— What to do —
Count every line in the data below where "this" occurs, then state that number and nothing more.

[Begin Entries supplied]

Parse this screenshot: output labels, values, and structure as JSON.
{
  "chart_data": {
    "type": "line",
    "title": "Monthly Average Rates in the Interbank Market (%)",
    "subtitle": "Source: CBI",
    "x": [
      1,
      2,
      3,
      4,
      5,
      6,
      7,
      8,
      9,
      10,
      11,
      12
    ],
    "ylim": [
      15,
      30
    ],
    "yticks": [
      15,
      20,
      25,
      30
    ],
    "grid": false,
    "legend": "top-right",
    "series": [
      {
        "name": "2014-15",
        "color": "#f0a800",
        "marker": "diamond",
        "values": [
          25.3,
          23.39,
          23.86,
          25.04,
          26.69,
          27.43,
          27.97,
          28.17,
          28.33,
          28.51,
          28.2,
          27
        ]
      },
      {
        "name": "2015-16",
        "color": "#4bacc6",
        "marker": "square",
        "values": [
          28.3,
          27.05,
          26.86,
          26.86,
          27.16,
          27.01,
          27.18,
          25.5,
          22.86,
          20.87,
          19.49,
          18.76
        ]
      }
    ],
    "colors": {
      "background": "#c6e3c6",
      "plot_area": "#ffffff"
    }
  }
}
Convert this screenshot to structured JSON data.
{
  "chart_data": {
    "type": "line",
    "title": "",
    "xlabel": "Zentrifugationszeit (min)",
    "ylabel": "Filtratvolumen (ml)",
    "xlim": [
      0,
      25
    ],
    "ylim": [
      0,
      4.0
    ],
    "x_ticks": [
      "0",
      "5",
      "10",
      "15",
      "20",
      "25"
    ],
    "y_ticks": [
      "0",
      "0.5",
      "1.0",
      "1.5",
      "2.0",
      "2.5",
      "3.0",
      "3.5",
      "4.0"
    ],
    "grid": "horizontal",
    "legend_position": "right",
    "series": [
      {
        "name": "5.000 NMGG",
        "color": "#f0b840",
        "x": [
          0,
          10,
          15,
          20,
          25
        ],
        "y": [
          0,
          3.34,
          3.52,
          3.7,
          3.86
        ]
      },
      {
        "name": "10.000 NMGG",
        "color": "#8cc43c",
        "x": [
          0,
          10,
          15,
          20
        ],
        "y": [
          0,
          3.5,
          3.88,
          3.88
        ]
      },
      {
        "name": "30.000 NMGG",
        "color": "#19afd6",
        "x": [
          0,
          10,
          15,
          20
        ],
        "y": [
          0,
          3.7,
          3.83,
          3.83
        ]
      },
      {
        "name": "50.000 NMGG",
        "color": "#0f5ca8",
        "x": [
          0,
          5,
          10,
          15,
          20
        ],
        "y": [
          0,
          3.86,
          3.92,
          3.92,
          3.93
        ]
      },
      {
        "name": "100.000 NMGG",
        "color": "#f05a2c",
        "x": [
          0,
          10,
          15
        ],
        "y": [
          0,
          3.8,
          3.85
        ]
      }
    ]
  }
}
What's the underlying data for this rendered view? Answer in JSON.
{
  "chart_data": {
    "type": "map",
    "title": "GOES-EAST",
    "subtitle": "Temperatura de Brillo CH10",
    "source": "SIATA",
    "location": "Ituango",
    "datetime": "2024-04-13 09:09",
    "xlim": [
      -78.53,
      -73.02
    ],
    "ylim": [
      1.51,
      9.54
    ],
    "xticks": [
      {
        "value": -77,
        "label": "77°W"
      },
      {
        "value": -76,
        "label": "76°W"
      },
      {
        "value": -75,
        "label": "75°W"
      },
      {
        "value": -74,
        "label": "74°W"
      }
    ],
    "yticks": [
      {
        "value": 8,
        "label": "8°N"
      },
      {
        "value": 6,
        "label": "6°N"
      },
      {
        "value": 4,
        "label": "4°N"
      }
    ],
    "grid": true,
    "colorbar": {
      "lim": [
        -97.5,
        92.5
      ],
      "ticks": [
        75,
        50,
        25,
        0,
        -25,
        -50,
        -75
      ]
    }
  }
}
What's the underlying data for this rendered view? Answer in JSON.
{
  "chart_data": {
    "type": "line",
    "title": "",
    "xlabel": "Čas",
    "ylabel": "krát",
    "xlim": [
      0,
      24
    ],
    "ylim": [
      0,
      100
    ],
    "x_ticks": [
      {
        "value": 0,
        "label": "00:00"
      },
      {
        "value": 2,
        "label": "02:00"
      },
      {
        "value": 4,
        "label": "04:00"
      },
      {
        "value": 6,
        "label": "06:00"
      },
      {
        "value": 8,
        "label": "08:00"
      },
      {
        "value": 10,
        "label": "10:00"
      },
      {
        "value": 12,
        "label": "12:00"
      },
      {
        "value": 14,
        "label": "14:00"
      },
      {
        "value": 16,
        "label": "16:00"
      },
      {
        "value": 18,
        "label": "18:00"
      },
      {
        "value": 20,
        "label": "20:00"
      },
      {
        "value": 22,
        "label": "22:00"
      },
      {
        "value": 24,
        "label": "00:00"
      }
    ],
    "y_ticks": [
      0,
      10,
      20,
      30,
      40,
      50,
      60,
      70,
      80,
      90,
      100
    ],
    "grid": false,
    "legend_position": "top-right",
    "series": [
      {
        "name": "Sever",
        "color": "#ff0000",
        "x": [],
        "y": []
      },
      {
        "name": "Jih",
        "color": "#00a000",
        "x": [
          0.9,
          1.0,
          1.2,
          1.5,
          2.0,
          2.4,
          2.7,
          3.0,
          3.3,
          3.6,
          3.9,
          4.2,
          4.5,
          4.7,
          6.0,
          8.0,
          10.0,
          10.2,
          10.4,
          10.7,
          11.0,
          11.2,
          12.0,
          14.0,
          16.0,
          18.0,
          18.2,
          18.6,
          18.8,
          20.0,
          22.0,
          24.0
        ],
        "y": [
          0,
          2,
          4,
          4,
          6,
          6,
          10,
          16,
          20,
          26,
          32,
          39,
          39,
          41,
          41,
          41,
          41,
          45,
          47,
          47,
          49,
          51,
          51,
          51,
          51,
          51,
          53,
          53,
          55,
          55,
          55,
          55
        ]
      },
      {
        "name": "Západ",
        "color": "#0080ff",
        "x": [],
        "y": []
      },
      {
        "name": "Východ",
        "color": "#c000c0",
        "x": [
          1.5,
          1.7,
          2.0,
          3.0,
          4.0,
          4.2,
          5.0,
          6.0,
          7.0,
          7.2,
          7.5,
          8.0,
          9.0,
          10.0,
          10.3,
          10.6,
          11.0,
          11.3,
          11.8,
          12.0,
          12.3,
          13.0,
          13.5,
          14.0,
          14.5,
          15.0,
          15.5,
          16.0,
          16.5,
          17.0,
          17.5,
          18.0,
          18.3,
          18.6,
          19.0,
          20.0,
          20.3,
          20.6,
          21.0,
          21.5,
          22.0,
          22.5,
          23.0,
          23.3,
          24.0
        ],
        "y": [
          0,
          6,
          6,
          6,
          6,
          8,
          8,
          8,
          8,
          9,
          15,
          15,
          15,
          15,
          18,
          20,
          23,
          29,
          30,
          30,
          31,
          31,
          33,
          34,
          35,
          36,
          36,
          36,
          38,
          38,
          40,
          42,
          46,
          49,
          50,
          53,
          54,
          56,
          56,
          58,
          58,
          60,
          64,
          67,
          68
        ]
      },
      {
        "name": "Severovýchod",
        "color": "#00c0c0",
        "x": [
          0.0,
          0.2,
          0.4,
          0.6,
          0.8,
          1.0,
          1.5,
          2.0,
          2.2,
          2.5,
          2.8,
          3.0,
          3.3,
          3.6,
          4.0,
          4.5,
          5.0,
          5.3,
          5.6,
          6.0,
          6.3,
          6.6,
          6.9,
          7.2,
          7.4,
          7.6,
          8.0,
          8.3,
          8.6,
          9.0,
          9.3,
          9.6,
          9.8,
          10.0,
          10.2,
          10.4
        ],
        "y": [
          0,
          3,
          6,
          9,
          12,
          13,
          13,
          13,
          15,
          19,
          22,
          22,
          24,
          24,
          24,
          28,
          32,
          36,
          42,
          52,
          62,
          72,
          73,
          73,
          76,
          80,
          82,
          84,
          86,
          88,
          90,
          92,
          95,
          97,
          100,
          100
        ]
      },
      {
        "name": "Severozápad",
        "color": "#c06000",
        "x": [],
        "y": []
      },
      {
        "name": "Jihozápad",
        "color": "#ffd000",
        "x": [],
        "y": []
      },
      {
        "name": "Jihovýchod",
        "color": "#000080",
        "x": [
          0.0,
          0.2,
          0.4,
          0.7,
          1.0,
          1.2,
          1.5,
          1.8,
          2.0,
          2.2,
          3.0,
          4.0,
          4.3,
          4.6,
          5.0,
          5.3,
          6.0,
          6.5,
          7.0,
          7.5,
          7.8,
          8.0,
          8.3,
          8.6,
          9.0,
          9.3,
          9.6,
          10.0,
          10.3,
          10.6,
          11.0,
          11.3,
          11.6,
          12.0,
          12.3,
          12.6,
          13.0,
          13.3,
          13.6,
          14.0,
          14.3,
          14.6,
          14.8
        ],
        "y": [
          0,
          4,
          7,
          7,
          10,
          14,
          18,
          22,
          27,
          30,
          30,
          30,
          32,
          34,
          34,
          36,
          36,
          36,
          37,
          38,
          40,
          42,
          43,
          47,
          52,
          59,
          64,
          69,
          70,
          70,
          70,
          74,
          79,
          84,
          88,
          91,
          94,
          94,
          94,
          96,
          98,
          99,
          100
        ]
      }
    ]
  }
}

[End Entries supplied]

— Full solution —
4